● **SHORT TASK**: Give back a single number, the count of lines containing the word "title".

● **Figure record listings**:
:::::

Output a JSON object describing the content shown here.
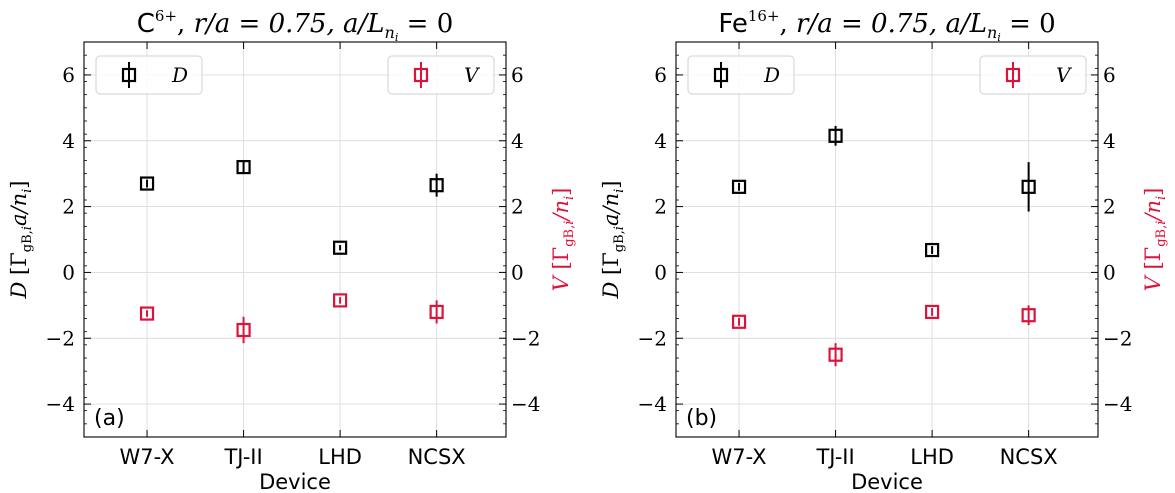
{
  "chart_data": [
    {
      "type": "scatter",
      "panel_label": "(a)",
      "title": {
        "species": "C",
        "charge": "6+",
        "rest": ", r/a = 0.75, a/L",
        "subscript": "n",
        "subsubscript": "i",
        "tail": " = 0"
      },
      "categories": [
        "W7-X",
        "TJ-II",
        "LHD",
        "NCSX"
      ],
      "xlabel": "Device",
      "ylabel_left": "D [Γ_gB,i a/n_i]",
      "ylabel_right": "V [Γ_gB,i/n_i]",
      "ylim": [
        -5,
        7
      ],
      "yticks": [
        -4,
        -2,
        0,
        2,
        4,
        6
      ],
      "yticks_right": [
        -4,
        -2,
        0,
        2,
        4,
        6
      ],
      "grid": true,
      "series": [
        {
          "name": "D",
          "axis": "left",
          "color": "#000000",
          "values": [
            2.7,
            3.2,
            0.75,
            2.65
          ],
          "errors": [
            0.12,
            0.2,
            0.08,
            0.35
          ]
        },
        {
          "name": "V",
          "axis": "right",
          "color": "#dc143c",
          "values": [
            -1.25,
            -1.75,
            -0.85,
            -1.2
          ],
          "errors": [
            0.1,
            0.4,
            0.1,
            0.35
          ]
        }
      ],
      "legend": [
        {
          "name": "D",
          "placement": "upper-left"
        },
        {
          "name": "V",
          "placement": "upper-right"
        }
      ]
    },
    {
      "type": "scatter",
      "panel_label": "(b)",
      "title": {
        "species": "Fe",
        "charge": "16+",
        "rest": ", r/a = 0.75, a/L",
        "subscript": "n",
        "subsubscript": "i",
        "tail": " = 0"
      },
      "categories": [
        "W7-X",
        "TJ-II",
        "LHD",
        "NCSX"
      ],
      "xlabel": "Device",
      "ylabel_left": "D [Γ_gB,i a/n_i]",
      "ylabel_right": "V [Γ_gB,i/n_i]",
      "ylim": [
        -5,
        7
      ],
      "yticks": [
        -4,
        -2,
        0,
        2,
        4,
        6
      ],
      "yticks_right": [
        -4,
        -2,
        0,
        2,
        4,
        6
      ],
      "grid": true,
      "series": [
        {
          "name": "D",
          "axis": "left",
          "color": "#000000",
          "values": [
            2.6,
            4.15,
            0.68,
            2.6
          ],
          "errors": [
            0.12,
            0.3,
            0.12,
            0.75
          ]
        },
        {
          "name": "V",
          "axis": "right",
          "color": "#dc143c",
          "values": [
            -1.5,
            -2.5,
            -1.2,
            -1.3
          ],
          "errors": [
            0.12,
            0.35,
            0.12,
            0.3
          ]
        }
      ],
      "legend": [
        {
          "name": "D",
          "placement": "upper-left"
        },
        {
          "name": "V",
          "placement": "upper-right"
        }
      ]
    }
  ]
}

:::::

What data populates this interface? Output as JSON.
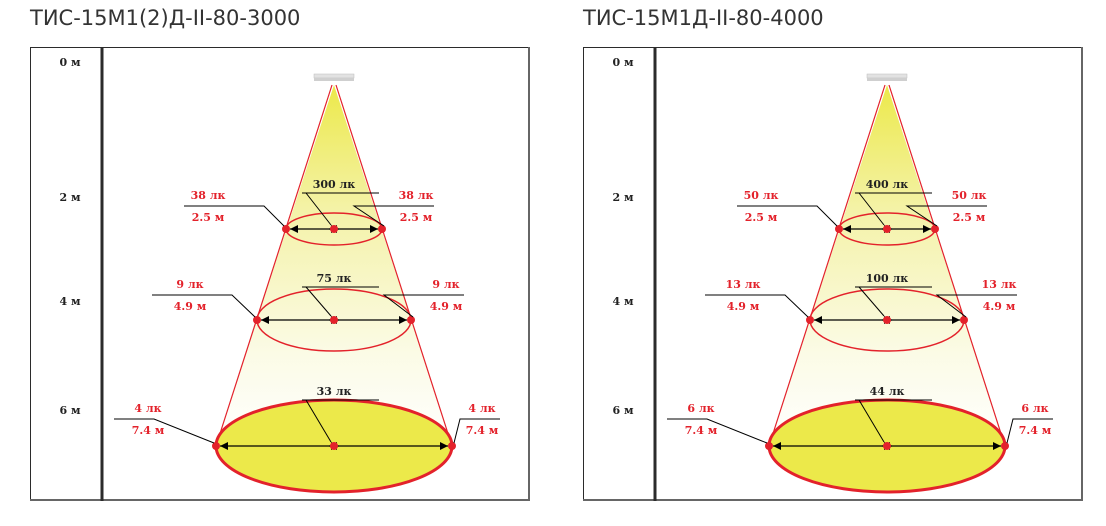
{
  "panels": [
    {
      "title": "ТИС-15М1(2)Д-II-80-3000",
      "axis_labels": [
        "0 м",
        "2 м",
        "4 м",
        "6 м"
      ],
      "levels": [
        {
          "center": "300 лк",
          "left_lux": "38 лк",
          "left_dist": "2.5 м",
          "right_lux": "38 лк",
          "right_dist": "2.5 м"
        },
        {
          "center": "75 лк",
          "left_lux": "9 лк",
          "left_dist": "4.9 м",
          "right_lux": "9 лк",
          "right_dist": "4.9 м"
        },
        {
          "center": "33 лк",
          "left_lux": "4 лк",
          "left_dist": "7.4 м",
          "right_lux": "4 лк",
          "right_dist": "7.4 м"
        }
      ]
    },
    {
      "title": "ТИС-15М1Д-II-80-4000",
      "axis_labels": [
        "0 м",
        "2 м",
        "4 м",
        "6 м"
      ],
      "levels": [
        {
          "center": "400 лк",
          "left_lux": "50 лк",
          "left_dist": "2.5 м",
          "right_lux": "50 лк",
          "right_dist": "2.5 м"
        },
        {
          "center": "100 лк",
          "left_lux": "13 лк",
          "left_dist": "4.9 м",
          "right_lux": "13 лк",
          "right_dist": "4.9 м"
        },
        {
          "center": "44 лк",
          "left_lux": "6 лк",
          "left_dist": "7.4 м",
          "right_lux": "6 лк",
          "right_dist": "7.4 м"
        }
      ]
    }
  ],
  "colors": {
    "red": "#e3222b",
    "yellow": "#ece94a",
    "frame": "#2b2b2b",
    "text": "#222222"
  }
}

:::::

● **EXERCISE ANSWER**: 4